■ Given instruction ■
Collect all lines below with the string "document".

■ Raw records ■
"""

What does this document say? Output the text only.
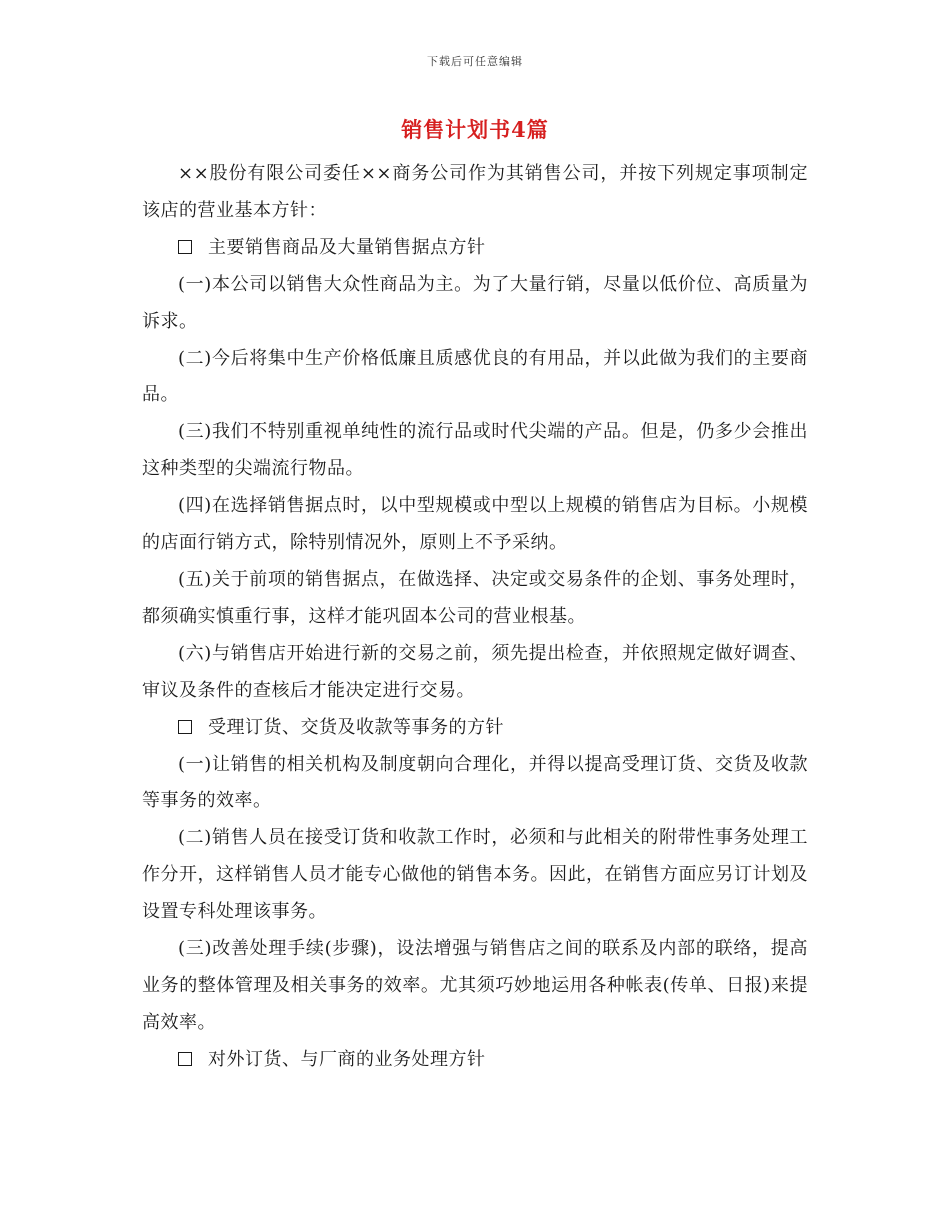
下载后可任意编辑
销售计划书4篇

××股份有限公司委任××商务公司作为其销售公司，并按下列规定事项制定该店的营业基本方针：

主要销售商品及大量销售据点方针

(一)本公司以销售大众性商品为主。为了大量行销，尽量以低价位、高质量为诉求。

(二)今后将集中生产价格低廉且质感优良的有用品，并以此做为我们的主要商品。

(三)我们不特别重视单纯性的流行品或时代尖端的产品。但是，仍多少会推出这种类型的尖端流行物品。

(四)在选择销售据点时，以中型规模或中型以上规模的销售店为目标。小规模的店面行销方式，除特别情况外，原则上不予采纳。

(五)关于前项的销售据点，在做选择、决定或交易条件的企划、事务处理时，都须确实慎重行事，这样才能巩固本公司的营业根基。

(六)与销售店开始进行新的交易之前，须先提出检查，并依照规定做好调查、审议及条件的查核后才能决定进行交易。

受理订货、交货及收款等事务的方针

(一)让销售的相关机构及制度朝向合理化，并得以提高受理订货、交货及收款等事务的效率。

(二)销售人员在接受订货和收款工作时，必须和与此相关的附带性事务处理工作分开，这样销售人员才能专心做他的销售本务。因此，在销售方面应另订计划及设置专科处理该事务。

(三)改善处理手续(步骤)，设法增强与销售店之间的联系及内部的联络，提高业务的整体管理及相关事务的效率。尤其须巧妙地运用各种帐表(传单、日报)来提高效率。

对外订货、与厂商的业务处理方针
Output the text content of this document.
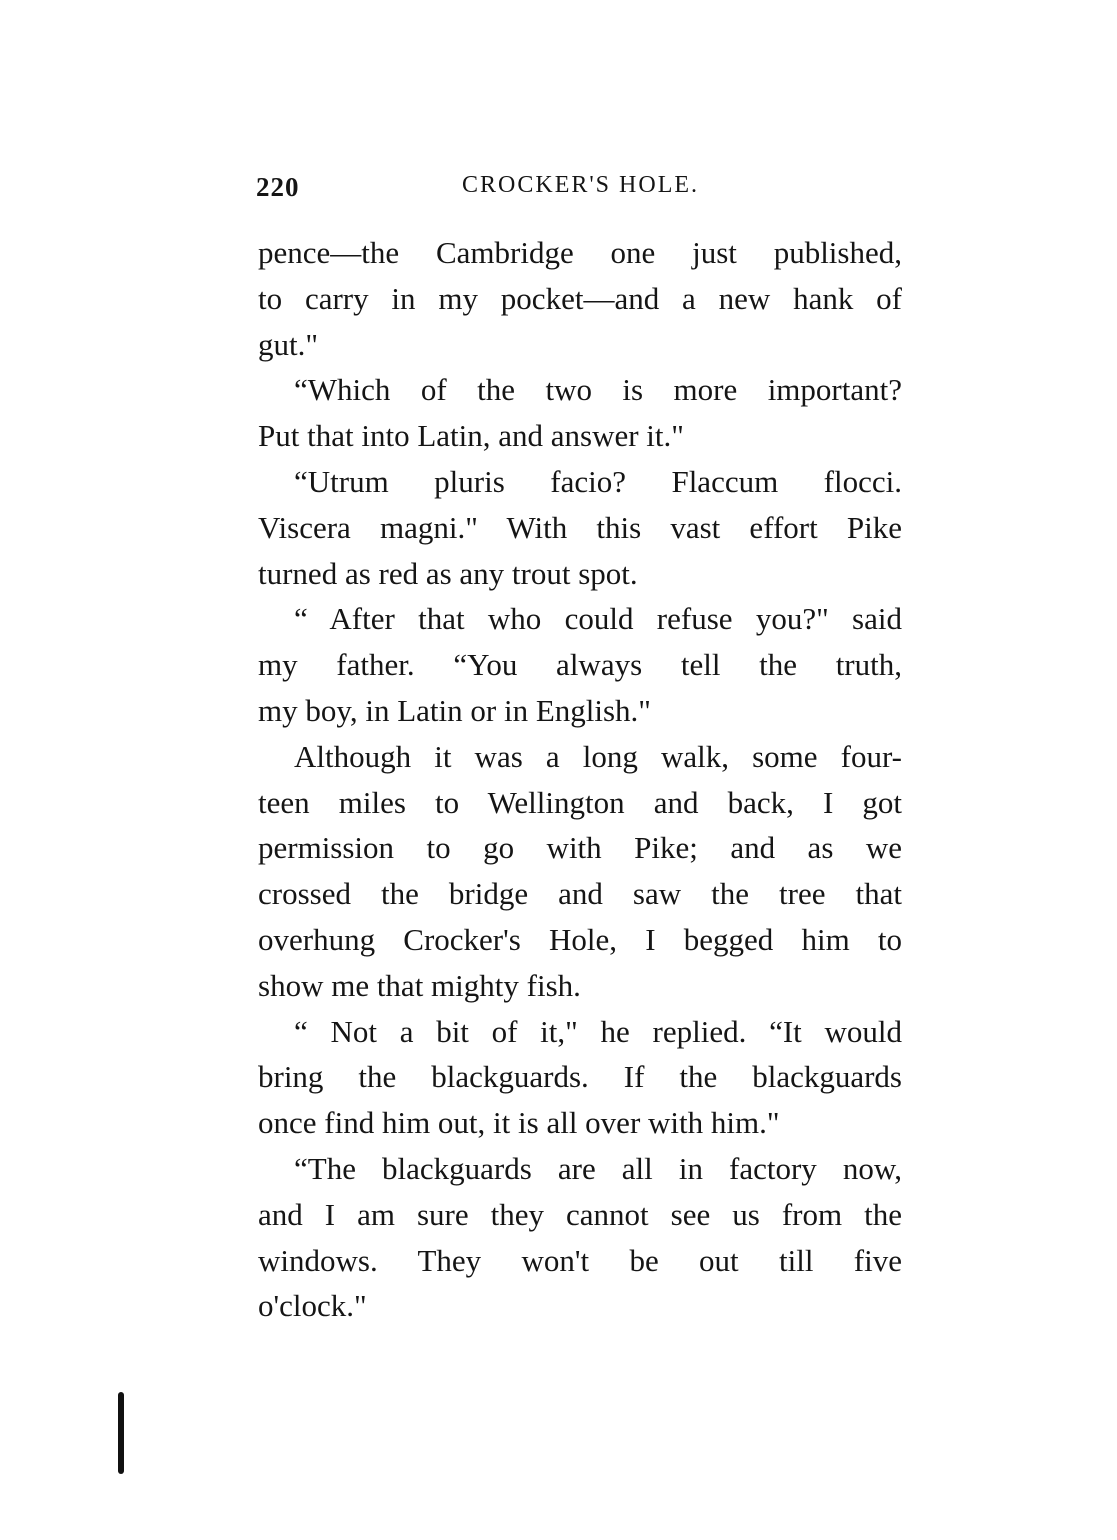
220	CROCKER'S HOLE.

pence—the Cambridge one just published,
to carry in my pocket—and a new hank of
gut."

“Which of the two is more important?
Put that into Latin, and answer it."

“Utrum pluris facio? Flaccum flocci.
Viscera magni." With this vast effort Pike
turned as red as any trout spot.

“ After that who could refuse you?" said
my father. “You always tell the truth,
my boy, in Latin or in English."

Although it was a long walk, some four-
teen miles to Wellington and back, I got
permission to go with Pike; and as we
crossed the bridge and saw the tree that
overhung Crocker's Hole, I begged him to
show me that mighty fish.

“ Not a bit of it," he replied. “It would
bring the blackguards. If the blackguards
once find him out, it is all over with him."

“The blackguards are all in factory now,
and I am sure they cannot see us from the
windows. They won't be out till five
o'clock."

"""
"""

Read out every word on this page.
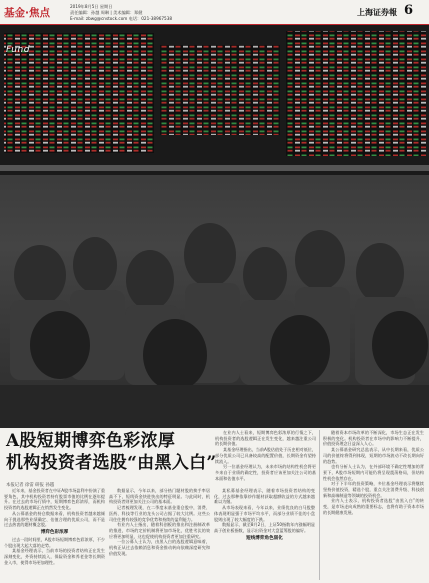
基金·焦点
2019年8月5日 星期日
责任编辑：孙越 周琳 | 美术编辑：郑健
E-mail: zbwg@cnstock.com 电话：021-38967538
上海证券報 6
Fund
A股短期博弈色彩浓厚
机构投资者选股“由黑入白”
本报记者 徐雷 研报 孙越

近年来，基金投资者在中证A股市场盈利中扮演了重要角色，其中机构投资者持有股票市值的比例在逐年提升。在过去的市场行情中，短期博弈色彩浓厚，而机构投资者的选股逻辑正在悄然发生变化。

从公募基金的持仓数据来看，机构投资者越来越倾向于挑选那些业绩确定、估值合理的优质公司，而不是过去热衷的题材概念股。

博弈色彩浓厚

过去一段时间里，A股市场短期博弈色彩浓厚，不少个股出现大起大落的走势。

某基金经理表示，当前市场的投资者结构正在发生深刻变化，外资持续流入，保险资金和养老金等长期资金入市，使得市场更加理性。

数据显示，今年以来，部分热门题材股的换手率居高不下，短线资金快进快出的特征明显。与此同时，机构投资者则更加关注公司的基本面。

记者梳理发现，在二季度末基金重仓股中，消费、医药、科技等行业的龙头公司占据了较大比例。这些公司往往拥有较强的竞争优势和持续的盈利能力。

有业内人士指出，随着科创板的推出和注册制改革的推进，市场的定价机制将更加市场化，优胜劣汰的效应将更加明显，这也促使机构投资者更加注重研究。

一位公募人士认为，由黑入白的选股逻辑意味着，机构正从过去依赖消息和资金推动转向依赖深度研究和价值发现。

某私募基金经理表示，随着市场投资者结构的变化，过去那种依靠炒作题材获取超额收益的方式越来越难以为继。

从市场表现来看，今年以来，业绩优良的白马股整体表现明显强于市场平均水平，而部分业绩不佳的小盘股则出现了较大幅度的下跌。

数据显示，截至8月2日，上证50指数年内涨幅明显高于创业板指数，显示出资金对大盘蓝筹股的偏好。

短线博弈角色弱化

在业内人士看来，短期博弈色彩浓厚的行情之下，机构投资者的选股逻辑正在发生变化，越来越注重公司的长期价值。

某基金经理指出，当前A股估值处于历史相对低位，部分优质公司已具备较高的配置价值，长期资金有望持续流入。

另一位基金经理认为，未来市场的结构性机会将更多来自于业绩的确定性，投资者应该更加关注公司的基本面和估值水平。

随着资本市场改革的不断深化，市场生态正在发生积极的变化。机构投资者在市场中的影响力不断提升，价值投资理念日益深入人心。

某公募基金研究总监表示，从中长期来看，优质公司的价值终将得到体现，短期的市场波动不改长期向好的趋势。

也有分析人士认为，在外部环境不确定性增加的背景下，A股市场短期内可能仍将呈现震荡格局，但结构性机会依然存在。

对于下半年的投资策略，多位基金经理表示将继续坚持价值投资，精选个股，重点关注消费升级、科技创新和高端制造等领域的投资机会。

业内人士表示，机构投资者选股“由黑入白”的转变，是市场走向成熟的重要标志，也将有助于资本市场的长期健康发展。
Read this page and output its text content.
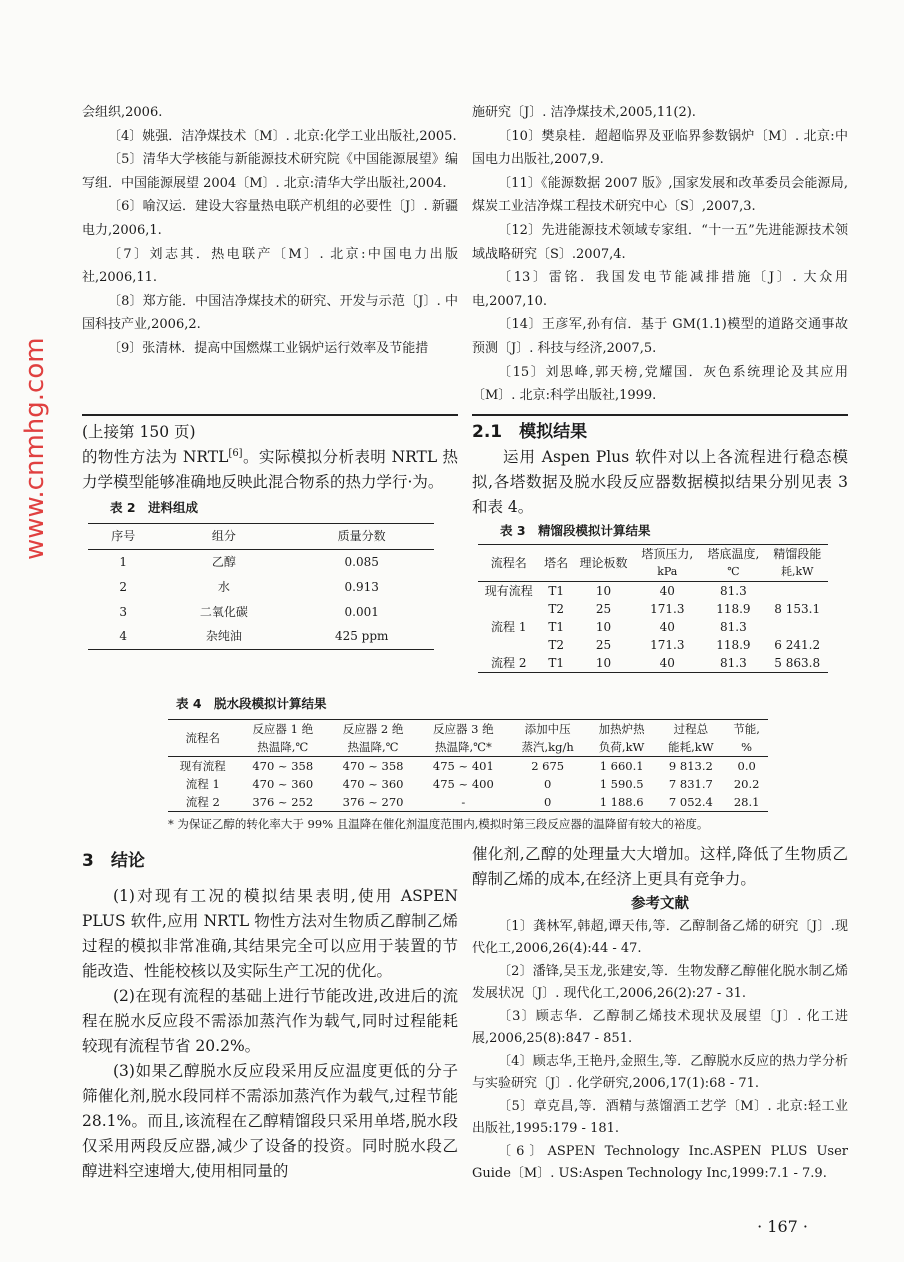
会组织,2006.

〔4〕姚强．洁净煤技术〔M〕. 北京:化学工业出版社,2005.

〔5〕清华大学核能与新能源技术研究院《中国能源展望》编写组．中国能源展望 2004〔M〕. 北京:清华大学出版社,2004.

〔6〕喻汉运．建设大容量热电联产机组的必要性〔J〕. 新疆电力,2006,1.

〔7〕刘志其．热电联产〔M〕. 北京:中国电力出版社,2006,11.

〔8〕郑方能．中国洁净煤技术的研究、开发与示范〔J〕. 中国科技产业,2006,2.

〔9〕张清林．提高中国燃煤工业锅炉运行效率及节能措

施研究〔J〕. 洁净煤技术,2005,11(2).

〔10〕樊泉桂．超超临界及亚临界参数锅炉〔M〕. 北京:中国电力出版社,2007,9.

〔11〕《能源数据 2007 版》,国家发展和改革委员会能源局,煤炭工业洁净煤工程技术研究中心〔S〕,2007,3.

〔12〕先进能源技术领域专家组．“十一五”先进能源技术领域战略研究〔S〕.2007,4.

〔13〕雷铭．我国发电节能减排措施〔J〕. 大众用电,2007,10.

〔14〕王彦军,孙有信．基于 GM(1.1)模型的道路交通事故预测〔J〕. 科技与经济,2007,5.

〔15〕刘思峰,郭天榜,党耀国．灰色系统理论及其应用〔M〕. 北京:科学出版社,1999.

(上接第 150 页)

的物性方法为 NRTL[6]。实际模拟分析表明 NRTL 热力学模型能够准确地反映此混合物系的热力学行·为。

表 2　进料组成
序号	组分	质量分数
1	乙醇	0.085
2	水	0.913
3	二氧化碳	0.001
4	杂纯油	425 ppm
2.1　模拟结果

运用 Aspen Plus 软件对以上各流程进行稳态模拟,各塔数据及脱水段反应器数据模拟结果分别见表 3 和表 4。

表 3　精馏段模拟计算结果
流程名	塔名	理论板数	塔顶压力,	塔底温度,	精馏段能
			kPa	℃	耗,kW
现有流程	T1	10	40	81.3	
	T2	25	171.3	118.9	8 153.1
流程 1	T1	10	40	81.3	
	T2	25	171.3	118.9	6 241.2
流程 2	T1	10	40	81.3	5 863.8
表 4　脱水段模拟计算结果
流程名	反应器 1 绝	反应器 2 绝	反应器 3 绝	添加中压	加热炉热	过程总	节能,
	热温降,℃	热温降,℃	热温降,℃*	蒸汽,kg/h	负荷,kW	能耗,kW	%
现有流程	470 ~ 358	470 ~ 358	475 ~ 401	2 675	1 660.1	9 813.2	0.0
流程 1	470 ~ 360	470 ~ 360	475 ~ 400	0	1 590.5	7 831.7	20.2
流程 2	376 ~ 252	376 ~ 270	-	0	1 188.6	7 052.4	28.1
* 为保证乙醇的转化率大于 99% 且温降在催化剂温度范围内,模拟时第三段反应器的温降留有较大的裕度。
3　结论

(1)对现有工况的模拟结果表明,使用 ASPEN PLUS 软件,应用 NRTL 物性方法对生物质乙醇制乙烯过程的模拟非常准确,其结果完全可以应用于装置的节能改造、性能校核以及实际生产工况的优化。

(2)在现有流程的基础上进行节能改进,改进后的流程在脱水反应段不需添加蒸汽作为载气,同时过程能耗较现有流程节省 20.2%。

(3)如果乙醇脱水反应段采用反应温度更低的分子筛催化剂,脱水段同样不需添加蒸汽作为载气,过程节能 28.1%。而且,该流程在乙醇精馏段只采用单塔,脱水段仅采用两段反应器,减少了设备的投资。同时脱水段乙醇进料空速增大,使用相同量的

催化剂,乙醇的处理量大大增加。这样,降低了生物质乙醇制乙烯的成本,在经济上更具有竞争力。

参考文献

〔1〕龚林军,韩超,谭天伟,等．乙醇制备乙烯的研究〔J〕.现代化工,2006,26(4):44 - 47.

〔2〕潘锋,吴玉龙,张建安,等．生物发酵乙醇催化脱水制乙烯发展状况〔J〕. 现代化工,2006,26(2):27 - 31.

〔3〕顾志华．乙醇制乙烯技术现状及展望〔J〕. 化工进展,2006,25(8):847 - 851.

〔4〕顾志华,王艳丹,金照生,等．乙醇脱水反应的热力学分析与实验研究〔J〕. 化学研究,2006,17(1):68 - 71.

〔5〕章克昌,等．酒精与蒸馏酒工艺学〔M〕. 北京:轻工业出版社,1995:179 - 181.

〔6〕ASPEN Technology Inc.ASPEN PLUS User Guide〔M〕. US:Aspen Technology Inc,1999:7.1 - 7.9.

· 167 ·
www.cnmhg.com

"""
"""

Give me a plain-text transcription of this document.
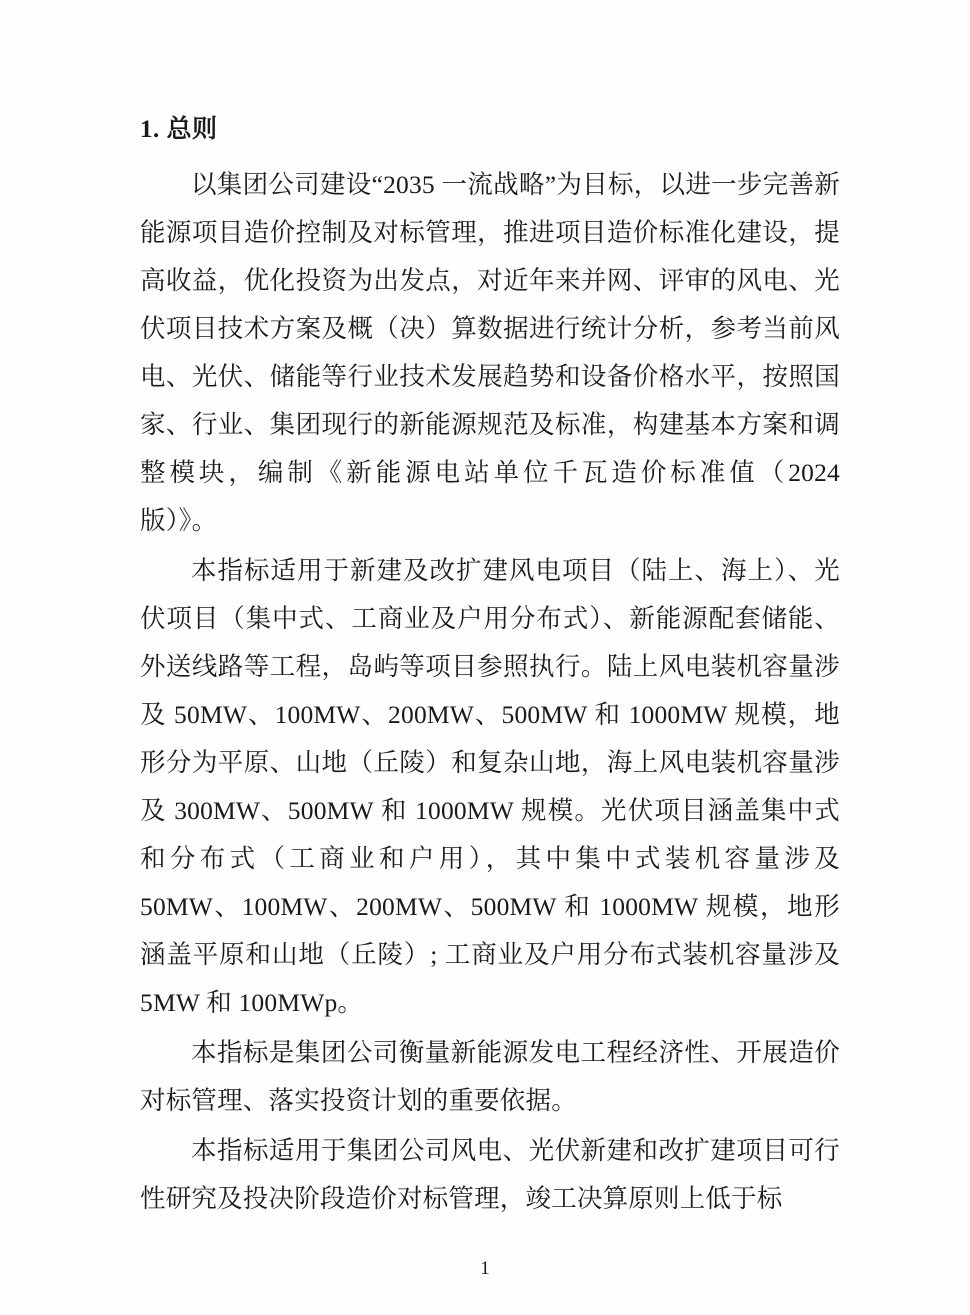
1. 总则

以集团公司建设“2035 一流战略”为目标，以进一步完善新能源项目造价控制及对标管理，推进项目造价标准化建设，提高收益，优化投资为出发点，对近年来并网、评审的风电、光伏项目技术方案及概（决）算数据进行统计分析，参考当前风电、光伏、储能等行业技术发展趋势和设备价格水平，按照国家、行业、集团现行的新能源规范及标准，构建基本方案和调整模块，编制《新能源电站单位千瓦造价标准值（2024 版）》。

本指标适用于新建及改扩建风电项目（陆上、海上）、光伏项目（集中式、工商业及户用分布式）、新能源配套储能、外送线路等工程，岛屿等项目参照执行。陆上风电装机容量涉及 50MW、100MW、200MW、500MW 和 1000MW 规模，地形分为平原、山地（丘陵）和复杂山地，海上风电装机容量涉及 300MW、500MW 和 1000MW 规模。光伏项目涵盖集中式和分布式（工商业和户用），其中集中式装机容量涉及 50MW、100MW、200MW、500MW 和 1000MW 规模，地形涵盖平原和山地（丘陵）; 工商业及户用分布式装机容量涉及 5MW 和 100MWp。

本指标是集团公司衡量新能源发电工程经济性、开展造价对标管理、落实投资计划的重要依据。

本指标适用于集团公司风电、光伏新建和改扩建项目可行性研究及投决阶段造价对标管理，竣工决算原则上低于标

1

"""

■ Answer to this task ■
What does this document say? Output the text only.
Output the text content of this document.
Give me a plain-text transcription of this document.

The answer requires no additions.